→ **Exercise requirements**
Below are some records; return each one exactly.

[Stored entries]
## START

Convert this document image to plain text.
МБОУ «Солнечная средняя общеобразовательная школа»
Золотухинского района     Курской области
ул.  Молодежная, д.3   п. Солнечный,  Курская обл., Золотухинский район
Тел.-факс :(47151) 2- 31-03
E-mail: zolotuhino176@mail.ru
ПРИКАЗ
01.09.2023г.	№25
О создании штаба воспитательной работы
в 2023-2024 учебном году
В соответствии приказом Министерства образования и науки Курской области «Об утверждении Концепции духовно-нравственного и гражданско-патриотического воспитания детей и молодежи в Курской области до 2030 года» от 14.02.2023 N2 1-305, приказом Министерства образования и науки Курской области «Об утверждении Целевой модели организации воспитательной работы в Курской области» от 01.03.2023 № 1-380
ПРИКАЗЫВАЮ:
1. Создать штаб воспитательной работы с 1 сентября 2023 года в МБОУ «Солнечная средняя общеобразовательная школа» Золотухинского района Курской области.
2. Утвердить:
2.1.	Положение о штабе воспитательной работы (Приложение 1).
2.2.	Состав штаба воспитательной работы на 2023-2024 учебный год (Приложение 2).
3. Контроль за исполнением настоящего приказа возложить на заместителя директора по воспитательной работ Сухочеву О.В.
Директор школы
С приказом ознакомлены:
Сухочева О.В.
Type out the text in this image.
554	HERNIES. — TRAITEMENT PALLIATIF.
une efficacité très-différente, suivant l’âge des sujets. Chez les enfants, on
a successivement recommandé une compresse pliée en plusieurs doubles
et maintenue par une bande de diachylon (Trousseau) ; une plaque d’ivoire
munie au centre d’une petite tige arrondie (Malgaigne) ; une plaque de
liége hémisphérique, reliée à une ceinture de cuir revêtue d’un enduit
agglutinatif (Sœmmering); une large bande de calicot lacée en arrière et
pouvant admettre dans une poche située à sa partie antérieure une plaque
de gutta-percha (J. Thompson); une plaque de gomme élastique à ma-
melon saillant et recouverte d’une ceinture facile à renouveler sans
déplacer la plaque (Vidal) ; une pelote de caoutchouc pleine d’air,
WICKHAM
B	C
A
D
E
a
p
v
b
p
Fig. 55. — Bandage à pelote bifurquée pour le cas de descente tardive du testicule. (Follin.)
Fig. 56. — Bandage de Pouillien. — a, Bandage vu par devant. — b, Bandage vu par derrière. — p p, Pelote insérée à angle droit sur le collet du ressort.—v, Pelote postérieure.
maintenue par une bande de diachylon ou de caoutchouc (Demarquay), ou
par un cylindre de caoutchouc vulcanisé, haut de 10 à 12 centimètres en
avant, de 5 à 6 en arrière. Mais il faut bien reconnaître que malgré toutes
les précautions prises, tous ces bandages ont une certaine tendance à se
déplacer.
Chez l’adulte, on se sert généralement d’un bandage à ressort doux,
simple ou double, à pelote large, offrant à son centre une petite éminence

## END

→ **Reply**
Convert this document image to plain text.
МБОУ «Солнечная средняя общеобразовательная школа»
Золотухинского района     Курской области
ул.  Молодежная, д.3   п. Солнечный,  Курская обл., Золотухинский район
Тел.-факс :(47151) 2- 31-03
E-mail: zolotuhino176@mail.ru
ПРИКАЗ
01.09.2023г.	№25
О создании штаба воспитательной работы
в 2023-2024 учебном году
В соответствии приказом Министерства образования и науки Курской области «Об утверждении Концепции духовно-нравственного и гражданско-патриотического воспитания детей и молодежи в Курской области до 2030 года» от 14.02.2023 N2 1-305, приказом Министерства образования и науки Курской области «Об утверждении Целевой модели организации воспитательной работы в Курской области» от 01.03.2023 № 1-380
ПРИКАЗЫВАЮ:
1. Создать штаб воспитательной работы с 1 сентября 2023 года в МБОУ «Солнечная средняя общеобразовательная школа» Золотухинского района Курской области.
2. Утвердить:
2.1.	Положение о штабе воспитательной работы (Приложение 1).
2.2.	Состав штаба воспитательной работы на 2023-2024 учебный год (Приложение 2).
3. Контроль за исполнением настоящего приказа возложить на заместителя директора по воспитательной работ Сухочеву О.В.
Директор школы
С приказом ознакомлены:
Сухочева О.В.
Type out the text in this image.
554	HERNIES. — TRAITEMENT PALLIATIF.
une efficacité très-différente, suivant l’âge des sujets. Chez les enfants, on
a successivement recommandé une compresse pliée en plusieurs doubles
et maintenue par une bande de diachylon (Trousseau) ; une plaque d’ivoire
munie au centre d’une petite tige arrondie (Malgaigne) ; une plaque de
liége hémisphérique, reliée à une ceinture de cuir revêtue d’un enduit
agglutinatif (Sœmmering); une large bande de calicot lacée en arrière et
pouvant admettre dans une poche située à sa partie antérieure une plaque
de gutta-percha (J. Thompson); une plaque de gomme élastique à ma-
melon saillant et recouverte d’une ceinture facile à renouveler sans
déplacer la plaque (Vidal) ; une pelote de caoutchouc pleine d’air,
WICKHAM
B	C
A
D
E
a
p
v
b
p
Fig. 55. — Bandage à pelote bifurquée pour le cas de descente tardive du testicule. (Follin.)
Fig. 56. — Bandage de Pouillien. — a, Bandage vu par devant. — b, Bandage vu par derrière. — p p, Pelote insérée à angle droit sur le collet du ressort.—v, Pelote postérieure.
maintenue par une bande de diachylon ou de caoutchouc (Demarquay), ou
par un cylindre de caoutchouc vulcanisé, haut de 10 à 12 centimètres en
avant, de 5 à 6 en arrière. Mais il faut bien reconnaître que malgré toutes
les précautions prises, tous ces bandages ont une certaine tendance à se
déplacer.
Chez l’adulte, on se sert généralement d’un bandage à ressort doux,
simple ou double, à pelote large, offrant à son centre une petite éminence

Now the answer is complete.